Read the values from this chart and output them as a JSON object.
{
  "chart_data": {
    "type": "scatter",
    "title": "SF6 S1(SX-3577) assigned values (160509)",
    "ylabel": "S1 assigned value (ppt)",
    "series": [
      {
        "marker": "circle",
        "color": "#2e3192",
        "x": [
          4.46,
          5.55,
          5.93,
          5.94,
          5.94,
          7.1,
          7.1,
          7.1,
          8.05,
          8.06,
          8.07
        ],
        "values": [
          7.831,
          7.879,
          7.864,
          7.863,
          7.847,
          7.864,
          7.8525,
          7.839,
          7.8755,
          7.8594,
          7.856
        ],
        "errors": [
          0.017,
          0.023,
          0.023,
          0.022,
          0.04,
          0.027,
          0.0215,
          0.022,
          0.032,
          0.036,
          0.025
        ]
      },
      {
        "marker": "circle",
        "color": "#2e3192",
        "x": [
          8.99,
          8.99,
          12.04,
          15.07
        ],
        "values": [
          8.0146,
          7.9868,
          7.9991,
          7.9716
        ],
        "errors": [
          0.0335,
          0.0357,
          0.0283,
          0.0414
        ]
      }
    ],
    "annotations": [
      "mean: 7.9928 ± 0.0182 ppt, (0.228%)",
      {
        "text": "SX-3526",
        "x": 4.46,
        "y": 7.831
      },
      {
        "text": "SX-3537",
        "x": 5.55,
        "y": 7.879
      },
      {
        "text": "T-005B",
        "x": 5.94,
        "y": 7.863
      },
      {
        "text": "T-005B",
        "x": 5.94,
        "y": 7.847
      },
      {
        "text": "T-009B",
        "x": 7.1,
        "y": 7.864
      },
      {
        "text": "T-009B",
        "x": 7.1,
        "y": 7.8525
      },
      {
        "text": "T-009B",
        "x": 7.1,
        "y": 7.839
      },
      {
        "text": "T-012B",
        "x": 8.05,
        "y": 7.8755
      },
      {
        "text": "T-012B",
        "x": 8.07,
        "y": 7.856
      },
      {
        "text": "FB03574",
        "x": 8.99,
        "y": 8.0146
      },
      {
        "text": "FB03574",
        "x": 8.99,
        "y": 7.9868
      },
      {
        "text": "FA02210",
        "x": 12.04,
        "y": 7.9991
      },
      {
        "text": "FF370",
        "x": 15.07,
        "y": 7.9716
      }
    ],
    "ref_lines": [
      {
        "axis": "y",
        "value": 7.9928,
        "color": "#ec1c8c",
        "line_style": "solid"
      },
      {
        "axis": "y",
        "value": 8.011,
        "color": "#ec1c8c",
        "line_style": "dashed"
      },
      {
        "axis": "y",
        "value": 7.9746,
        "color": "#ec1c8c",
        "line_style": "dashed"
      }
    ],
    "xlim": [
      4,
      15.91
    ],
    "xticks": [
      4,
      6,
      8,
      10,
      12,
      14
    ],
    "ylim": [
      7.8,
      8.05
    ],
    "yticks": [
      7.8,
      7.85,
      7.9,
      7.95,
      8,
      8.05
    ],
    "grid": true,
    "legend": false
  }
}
──────────
**YOUR INSTRUCTIONS**
Copy out each line exactly as written.

**FULL SOLUTION**
Read the values from this chart and output them as a JSON object.
{
  "chart_data": {
    "type": "scatter",
    "title": "SF6 S1(SX-3577) assigned values (160509)",
    "ylabel": "S1 assigned value (ppt)",
    "series": [
      {
        "marker": "circle",
        "color": "#2e3192",
        "x": [
          4.46,
          5.55,
          5.93,
          5.94,
          5.94,
          7.1,
          7.1,
          7.1,
          8.05,
          8.06,
          8.07
        ],
        "values": [
          7.831,
          7.879,
          7.864,
          7.863,
          7.847,
          7.864,
          7.8525,
          7.839,
          7.8755,
          7.8594,
          7.856
        ],
        "errors": [
          0.017,
          0.023,
          0.023,
          0.022,
          0.04,
          0.027,
          0.0215,
          0.022,
          0.032,
          0.036,
          0.025
        ]
      },
      {
        "marker": "circle",
        "color": "#2e3192",
        "x": [
          8.99,
          8.99,
          12.04,
          15.07
        ],
        "values": [
          8.0146,
          7.9868,
          7.9991,
          7.9716
        ],
        "errors": [
          0.0335,
          0.0357,
          0.0283,
          0.0414
        ]
      }
    ],
    "annotations": [
      "mean: 7.9928 ± 0.0182 ppt, (0.228%)",
      {
        "text": "SX-3526",
        "x": 4.46,
        "y": 7.831
      },
      {
        "text": "SX-3537",
        "x": 5.55,
        "y": 7.879
      },
      {
        "text": "T-005B",
        "x": 5.94,
        "y": 7.863
      },
      {
        "text": "T-005B",
        "x": 5.94,
        "y": 7.847
      },
      {
        "text": "T-009B",
        "x": 7.1,
        "y": 7.864
      },
      {
        "text": "T-009B",
        "x": 7.1,
        "y": 7.8525
      },
      {
        "text": "T-009B",
        "x": 7.1,
        "y": 7.839
      },
      {
        "text": "T-012B",
        "x": 8.05,
        "y": 7.8755
      },
      {
        "text": "T-012B",
        "x": 8.07,
        "y": 7.856
      },
      {
        "text": "FB03574",
        "x": 8.99,
        "y": 8.0146
      },
      {
        "text": "FB03574",
        "x": 8.99,
        "y": 7.9868
      },
      {
        "text": "FA02210",
        "x": 12.04,
        "y": 7.9991
      },
      {
        "text": "FF370",
        "x": 15.07,
        "y": 7.9716
      }
    ],
    "ref_lines": [
      {
        "axis": "y",
        "value": 7.9928,
        "color": "#ec1c8c",
        "line_style": "solid"
      },
      {
        "axis": "y",
        "value": 8.011,
        "color": "#ec1c8c",
        "line_style": "dashed"
      },
      {
        "axis": "y",
        "value": 7.9746,
        "color": "#ec1c8c",
        "line_style": "dashed"
      }
    ],
    "xlim": [
      4,
      15.91
    ],
    "xticks": [
      4,
      6,
      8,
      10,
      12,
      14
    ],
    "ylim": [
      7.8,
      8.05
    ],
    "yticks": [
      7.8,
      7.85,
      7.9,
      7.95,
      8,
      8.05
    ],
    "grid": true,
    "legend": false
  }
}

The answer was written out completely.